Determine how many lines in the entries below include "been". The reply should be that number and nothing else.

Records excerpted from a collection

----------

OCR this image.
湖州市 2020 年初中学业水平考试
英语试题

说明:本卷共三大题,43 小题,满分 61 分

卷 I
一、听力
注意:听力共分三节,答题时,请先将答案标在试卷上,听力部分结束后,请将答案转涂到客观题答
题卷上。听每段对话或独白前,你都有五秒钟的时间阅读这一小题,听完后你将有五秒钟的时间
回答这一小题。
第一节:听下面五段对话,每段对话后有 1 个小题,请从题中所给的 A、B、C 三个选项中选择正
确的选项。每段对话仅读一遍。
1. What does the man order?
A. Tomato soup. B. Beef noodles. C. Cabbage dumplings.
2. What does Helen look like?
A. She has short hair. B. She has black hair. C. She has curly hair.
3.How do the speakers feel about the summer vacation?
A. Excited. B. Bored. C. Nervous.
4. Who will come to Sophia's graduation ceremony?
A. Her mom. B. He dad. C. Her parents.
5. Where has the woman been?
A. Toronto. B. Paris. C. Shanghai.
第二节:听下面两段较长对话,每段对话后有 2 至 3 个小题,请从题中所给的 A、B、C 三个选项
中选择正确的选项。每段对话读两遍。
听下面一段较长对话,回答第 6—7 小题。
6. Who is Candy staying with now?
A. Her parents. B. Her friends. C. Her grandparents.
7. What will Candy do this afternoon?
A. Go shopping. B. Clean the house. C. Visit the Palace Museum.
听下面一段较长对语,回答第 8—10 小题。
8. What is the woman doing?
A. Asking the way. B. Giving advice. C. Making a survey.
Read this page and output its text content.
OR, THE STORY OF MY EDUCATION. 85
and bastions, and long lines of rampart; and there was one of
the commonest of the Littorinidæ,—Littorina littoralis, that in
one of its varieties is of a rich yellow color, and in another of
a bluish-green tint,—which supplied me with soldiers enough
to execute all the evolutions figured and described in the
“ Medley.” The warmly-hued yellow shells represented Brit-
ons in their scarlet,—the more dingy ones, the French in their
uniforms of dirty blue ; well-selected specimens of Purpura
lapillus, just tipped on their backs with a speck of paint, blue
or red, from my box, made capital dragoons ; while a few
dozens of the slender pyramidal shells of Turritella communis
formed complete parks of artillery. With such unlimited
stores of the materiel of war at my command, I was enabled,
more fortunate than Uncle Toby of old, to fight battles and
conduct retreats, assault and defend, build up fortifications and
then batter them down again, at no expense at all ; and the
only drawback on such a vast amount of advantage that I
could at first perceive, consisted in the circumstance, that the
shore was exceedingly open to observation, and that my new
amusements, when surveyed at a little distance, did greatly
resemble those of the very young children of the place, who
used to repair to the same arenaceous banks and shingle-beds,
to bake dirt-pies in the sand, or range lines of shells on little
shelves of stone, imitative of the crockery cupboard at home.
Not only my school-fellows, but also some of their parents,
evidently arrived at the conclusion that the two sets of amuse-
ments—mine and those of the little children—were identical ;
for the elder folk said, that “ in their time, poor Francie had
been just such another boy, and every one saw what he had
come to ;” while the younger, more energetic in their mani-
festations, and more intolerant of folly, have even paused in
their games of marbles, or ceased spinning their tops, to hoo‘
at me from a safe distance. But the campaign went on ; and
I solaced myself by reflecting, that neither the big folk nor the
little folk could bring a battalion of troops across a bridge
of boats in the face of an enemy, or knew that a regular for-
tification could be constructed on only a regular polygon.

----------

§ **SOLVED EXERCISE**
2